(Data listing)
+++++
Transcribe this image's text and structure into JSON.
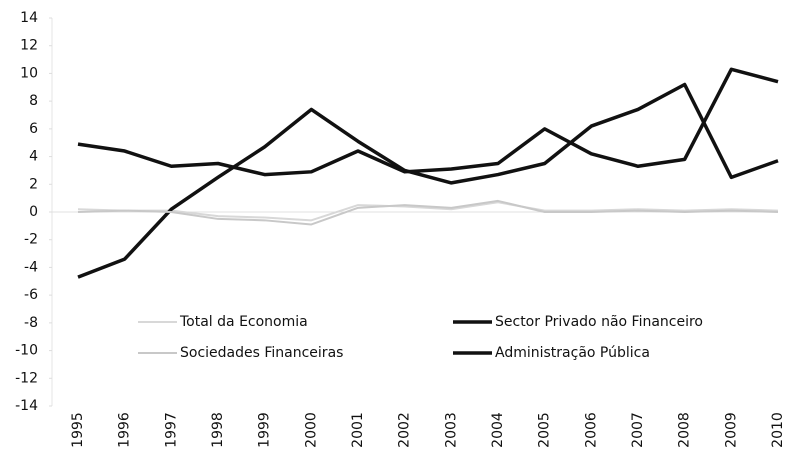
{
  "chart_data": {
    "type": "line",
    "categories": [
      "1995",
      "1996",
      "1997",
      "1998",
      "1999",
      "2000",
      "2001",
      "2002",
      "2003",
      "2004",
      "2005",
      "2006",
      "2007",
      "2008",
      "2009",
      "2010"
    ],
    "series": [
      {
        "name": "Total da Economia",
        "color": "#d8d8d8",
        "values": [
          0.2,
          0.1,
          0.1,
          -0.3,
          -0.4,
          -0.6,
          0.5,
          0.4,
          0.2,
          0.7,
          0.1,
          0.1,
          0.2,
          0.1,
          0.2,
          0.1
        ]
      },
      {
        "name": "Sector Privado não Financeiro",
        "color": "#111111",
        "values": [
          -4.7,
          -3.4,
          0.2,
          2.5,
          4.7,
          7.4,
          5.1,
          3.0,
          2.1,
          2.7,
          3.5,
          6.2,
          7.4,
          9.2,
          2.5,
          3.7
        ]
      },
      {
        "name": "Sociedades Financeiras",
        "color": "#c8c8c8",
        "values": [
          0.0,
          0.1,
          0.0,
          -0.5,
          -0.6,
          -0.9,
          0.3,
          0.5,
          0.3,
          0.8,
          0.0,
          0.0,
          0.1,
          0.0,
          0.1,
          0.0
        ]
      },
      {
        "name": "Administração Pública",
        "color": "#111111",
        "values": [
          4.9,
          4.4,
          3.3,
          3.5,
          2.7,
          2.9,
          4.4,
          2.9,
          3.1,
          3.5,
          6.0,
          4.2,
          3.3,
          3.8,
          10.3,
          9.4
        ]
      }
    ],
    "ylim": [
      -14,
      14
    ],
    "yticks": [
      -14,
      -12,
      -10,
      -8,
      -6,
      -4,
      -2,
      0,
      2,
      4,
      6,
      8,
      10,
      12,
      14
    ]
  }
}
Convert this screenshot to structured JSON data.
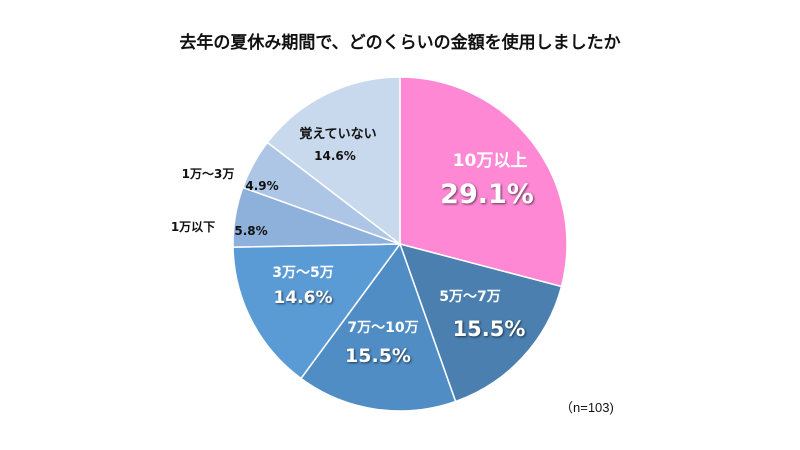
{
  "chart_data": {
    "type": "pie",
    "title": "去年の夏休み期間で、どのくらいの金額を使用しましたか",
    "note": "（n=103)",
    "start": "top",
    "direction": "clockwise",
    "slices": [
      {
        "label": "10万以上",
        "value": 29.1,
        "value_label": "29.1%",
        "color": "#ff88d4",
        "text_color": "#ffffff"
      },
      {
        "label": "5万～7万",
        "value": 15.5,
        "value_label": "15.5%",
        "color": "#4a7fb0",
        "text_color": "#ffffff"
      },
      {
        "label": "7万～10万",
        "value": 15.5,
        "value_label": "15.5%",
        "color": "#508dc4",
        "text_color": "#ffffff"
      },
      {
        "label": "3万～5万",
        "value": 14.6,
        "value_label": "14.6%",
        "color": "#5b9bd5",
        "text_color": "#ffffff"
      },
      {
        "label": "1万以下",
        "value": 5.8,
        "value_label": "5.8%",
        "color": "#8eb1dc",
        "text_color": "#111111"
      },
      {
        "label": "1万～3万",
        "value": 4.9,
        "value_label": "4.9%",
        "color": "#adc6e6",
        "text_color": "#111111"
      },
      {
        "label": "覚えていない",
        "value": 14.6,
        "value_label": "14.6%",
        "color": "#c9d9ed",
        "text_color": "#111111"
      }
    ]
  }
}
+++++
Job =
Write out the entries again, exactly as given, skipping any images.

Solution to this exercise =
Transcribe this image's text and structure into JSON.
{
  "chart_data": {
    "type": "line",
    "categories": [
      "1995",
      "1996",
      "1997",
      "1998",
      "1999",
      "2000",
      "2001",
      "2002",
      "2003",
      "2004",
      "2005",
      "2006",
      "2007",
      "2008",
      "2009",
      "2010"
    ],
    "series": [
      {
        "name": "Total da Economia",
        "color": "#d8d8d8",
        "values": [
          0.2,
          0.1,
          0.1,
          -0.3,
          -0.4,
          -0.6,
          0.5,
          0.4,
          0.2,
          0.7,
          0.1,
          0.1,
          0.2,
          0.1,
          0.2,
          0.1
        ]
      },
      {
        "name": "Sector Privado não Financeiro",
        "color": "#111111",
        "values": [
          -4.7,
          -3.4,
          0.2,
          2.5,
          4.7,
          7.4,
          5.1,
          3.0,
          2.1,
          2.7,
          3.5,
          6.2,
          7.4,
          9.2,
          2.5,
          3.7
        ]
      },
      {
        "name": "Sociedades Financeiras",
        "color": "#c8c8c8",
        "values": [
          0.0,
          0.1,
          0.0,
          -0.5,
          -0.6,
          -0.9,
          0.3,
          0.5,
          0.3,
          0.8,
          0.0,
          0.0,
          0.1,
          0.0,
          0.1,
          0.0
        ]
      },
      {
        "name": "Administração Pública",
        "color": "#111111",
        "values": [
          4.9,
          4.4,
          3.3,
          3.5,
          2.7,
          2.9,
          4.4,
          2.9,
          3.1,
          3.5,
          6.0,
          4.2,
          3.3,
          3.8,
          10.3,
          9.4
        ]
      }
    ],
    "ylim": [
      -14,
      14
    ],
    "yticks": [
      -14,
      -12,
      -10,
      -8,
      -6,
      -4,
      -2,
      0,
      2,
      4,
      6,
      8,
      10,
      12,
      14
    ]
  }
}
Convert this screenshot to structured JSON data.
{
  "chart_data": {
    "type": "pie",
    "title": "去年の夏休み期間で、どのくらいの金額を使用しましたか",
    "note": "（n=103)",
    "start": "top",
    "direction": "clockwise",
    "slices": [
      {
        "label": "10万以上",
        "value": 29.1,
        "value_label": "29.1%",
        "color": "#ff88d4",
        "text_color": "#ffffff"
      },
      {
        "label": "5万～7万",
        "value": 15.5,
        "value_label": "15.5%",
        "color": "#4a7fb0",
        "text_color": "#ffffff"
      },
      {
        "label": "7万～10万",
        "value": 15.5,
        "value_label": "15.5%",
        "color": "#508dc4",
        "text_color": "#ffffff"
      },
      {
        "label": "3万～5万",
        "value": 14.6,
        "value_label": "14.6%",
        "color": "#5b9bd5",
        "text_color": "#ffffff"
      },
      {
        "label": "1万以下",
        "value": 5.8,
        "value_label": "5.8%",
        "color": "#8eb1dc",
        "text_color": "#111111"
      },
      {
        "label": "1万～3万",
        "value": 4.9,
        "value_label": "4.9%",
        "color": "#adc6e6",
        "text_color": "#111111"
      },
      {
        "label": "覚えていない",
        "value": 14.6,
        "value_label": "14.6%",
        "color": "#c9d9ed",
        "text_color": "#111111"
      }
    ]
  }
}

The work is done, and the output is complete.